- [Records shown]:
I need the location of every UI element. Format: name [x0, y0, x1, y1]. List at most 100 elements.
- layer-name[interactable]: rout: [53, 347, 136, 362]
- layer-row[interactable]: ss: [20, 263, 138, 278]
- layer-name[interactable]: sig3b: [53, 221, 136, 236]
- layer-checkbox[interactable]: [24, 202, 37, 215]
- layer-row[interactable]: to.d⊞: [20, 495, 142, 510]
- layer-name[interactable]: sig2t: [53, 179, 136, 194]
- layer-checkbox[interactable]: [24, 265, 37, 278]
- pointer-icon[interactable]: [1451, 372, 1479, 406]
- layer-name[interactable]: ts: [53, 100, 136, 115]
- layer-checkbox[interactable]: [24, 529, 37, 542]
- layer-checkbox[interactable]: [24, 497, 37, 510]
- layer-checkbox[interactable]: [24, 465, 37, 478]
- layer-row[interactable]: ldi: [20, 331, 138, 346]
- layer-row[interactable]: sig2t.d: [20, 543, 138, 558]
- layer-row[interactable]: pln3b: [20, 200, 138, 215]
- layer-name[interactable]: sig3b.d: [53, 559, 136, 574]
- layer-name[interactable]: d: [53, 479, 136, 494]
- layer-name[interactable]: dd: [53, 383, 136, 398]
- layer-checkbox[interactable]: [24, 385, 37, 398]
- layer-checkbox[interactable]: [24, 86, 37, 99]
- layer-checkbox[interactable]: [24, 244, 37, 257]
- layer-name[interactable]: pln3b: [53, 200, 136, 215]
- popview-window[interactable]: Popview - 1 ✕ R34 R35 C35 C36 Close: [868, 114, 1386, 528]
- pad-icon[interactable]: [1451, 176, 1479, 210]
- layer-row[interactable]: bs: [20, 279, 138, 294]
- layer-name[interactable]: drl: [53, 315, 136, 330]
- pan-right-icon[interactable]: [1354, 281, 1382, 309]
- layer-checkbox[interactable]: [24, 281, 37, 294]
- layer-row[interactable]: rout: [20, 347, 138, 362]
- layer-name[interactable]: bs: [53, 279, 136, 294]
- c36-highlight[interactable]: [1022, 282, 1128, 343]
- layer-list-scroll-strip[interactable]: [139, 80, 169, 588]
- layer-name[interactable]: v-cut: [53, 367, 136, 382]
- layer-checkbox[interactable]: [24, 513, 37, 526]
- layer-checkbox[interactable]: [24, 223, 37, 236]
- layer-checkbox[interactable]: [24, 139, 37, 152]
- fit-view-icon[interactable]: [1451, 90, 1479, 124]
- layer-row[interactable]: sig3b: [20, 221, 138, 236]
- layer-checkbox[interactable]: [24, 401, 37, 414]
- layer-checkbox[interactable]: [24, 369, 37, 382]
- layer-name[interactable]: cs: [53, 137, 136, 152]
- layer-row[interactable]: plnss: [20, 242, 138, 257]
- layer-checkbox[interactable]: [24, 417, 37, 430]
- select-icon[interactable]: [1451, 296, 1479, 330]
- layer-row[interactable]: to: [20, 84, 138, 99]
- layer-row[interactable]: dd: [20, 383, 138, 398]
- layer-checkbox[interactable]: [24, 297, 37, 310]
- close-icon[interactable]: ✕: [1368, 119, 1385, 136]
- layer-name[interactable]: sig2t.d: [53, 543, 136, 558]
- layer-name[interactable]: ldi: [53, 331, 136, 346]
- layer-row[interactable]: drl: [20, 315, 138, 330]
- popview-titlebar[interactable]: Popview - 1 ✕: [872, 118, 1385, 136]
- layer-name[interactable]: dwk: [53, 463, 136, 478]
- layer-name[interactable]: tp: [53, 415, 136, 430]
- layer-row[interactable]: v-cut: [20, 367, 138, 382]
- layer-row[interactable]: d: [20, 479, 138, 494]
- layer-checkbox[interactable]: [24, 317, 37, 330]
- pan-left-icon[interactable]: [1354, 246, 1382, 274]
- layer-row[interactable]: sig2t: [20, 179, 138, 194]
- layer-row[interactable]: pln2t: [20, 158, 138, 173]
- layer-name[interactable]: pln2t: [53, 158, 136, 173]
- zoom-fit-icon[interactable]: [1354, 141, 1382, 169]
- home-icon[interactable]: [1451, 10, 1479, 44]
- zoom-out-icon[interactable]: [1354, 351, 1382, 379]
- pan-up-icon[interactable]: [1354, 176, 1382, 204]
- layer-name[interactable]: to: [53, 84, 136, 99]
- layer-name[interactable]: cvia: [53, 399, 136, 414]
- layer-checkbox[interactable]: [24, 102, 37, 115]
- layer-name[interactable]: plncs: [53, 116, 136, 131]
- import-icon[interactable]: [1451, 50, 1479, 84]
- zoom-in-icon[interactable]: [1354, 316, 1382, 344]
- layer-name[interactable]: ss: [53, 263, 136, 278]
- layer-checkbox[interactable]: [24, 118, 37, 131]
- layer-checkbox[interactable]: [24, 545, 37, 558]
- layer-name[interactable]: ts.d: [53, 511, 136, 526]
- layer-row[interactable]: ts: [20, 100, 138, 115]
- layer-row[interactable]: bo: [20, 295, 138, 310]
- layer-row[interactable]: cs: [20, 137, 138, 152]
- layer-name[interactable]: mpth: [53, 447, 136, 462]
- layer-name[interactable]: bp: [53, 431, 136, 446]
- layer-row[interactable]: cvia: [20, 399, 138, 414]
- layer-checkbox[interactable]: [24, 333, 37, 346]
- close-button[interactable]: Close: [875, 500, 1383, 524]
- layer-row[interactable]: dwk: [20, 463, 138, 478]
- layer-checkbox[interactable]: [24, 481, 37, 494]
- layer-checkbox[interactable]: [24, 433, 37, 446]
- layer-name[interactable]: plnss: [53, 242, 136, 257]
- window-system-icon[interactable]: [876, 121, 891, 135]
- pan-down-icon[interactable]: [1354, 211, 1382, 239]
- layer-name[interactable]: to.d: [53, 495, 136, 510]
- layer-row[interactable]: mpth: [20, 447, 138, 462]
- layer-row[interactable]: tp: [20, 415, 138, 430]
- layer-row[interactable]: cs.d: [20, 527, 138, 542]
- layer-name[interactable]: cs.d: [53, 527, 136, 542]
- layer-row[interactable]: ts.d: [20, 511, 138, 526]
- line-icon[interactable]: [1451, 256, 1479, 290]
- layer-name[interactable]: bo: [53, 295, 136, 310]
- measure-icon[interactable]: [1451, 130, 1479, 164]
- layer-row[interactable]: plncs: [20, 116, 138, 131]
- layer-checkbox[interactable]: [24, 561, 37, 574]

- [Exercise]: Pull out every line of the data above that contains the string "plncs", matching case exactly.

- [Result]:
- layer-name[interactable]: plncs: [53, 116, 136, 131]
- layer-row[interactable]: plncs: [20, 116, 138, 131]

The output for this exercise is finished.